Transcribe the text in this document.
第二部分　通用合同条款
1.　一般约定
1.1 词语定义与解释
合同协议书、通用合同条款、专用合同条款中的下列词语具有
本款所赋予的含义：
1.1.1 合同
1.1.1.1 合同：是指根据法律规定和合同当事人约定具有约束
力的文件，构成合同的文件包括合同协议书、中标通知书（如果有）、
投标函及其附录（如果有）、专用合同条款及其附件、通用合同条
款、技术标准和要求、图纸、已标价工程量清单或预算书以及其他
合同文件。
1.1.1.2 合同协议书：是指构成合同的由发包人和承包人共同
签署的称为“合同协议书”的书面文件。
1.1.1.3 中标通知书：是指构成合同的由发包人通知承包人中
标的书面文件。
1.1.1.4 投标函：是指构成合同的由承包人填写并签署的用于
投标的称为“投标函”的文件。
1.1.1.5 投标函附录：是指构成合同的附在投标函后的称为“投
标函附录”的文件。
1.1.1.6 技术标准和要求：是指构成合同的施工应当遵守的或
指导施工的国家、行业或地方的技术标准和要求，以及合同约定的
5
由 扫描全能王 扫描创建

====================

* _REQUIREMENTS_: Write out all of the records once more, exactly.

* _EXERCISE SOLUTION_:
Transcribe the text in this document.
第二部分　通用合同条款
1.　一般约定
1.1 词语定义与解释
合同协议书、通用合同条款、专用合同条款中的下列词语具有
本款所赋予的含义：
1.1.1 合同
1.1.1.1 合同：是指根据法律规定和合同当事人约定具有约束
力的文件，构成合同的文件包括合同协议书、中标通知书（如果有）、
投标函及其附录（如果有）、专用合同条款及其附件、通用合同条
款、技术标准和要求、图纸、已标价工程量清单或预算书以及其他
合同文件。
1.1.1.2 合同协议书：是指构成合同的由发包人和承包人共同
签署的称为“合同协议书”的书面文件。
1.1.1.3 中标通知书：是指构成合同的由发包人通知承包人中
标的书面文件。
1.1.1.4 投标函：是指构成合同的由承包人填写并签署的用于
投标的称为“投标函”的文件。
1.1.1.5 投标函附录：是指构成合同的附在投标函后的称为“投
标函附录”的文件。
1.1.1.6 技术标准和要求：是指构成合同的施工应当遵守的或
指导施工的国家、行业或地方的技术标准和要求，以及合同约定的
5
由 扫描全能王 扫描创建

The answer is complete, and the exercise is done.